OBJECTIVE –
Copy out every record below, word for word.

___ RECORDS PROVIDED ___

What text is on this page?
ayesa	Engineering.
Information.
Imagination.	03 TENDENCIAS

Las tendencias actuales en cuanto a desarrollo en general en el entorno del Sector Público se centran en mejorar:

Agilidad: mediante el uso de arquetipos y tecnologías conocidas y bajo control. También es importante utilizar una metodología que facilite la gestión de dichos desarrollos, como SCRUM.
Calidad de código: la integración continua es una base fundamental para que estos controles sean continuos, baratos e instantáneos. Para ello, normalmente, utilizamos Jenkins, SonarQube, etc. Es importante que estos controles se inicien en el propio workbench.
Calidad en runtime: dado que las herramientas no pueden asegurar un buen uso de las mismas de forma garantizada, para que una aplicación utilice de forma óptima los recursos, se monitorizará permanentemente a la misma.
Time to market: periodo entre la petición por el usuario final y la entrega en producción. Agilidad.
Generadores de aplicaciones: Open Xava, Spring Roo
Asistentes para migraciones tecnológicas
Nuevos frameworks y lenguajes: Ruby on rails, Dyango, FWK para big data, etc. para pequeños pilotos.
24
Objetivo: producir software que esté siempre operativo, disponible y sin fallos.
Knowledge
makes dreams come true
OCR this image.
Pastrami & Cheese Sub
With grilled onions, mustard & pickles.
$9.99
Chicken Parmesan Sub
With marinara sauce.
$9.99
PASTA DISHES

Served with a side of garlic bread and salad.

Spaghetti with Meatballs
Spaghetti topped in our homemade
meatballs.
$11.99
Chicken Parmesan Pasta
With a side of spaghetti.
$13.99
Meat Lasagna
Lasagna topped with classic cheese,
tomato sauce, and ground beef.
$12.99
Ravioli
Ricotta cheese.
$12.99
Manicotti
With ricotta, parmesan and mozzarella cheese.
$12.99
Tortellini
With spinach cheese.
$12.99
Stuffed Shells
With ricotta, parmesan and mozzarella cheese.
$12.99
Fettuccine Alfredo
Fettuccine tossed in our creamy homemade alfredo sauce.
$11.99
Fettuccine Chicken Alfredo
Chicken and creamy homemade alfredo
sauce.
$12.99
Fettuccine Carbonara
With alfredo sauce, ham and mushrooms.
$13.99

___

SOLVED EXERCISE –
What text is on this page?
ayesa	Engineering.
Information.
Imagination.	03 TENDENCIAS

Las tendencias actuales en cuanto a desarrollo en general en el entorno del Sector Público se centran en mejorar:

Agilidad: mediante el uso de arquetipos y tecnologías conocidas y bajo control. También es importante utilizar una metodología que facilite la gestión de dichos desarrollos, como SCRUM.
Calidad de código: la integración continua es una base fundamental para que estos controles sean continuos, baratos e instantáneos. Para ello, normalmente, utilizamos Jenkins, SonarQube, etc. Es importante que estos controles se inicien en el propio workbench.
Calidad en runtime: dado que las herramientas no pueden asegurar un buen uso de las mismas de forma garantizada, para que una aplicación utilice de forma óptima los recursos, se monitorizará permanentemente a la misma.
Time to market: periodo entre la petición por el usuario final y la entrega en producción. Agilidad.
Generadores de aplicaciones: Open Xava, Spring Roo
Asistentes para migraciones tecnológicas
Nuevos frameworks y lenguajes: Ruby on rails, Dyango, FWK para big data, etc. para pequeños pilotos.
24
Objetivo: producir software que esté siempre operativo, disponible y sin fallos.
Knowledge
makes dreams come true
OCR this image.
Pastrami & Cheese Sub
With grilled onions, mustard & pickles.
$9.99
Chicken Parmesan Sub
With marinara sauce.
$9.99
PASTA DISHES

Served with a side of garlic bread and salad.

Spaghetti with Meatballs
Spaghetti topped in our homemade
meatballs.
$11.99
Chicken Parmesan Pasta
With a side of spaghetti.
$13.99
Meat Lasagna
Lasagna topped with classic cheese,
tomato sauce, and ground beef.
$12.99
Ravioli
Ricotta cheese.
$12.99
Manicotti
With ricotta, parmesan and mozzarella cheese.
$12.99
Tortellini
With spinach cheese.
$12.99
Stuffed Shells
With ricotta, parmesan and mozzarella cheese.
$12.99
Fettuccine Alfredo
Fettuccine tossed in our creamy homemade alfredo sauce.
$11.99
Fettuccine Chicken Alfredo
Chicken and creamy homemade alfredo
sauce.
$12.99
Fettuccine Carbonara
With alfredo sauce, ham and mushrooms.
$13.99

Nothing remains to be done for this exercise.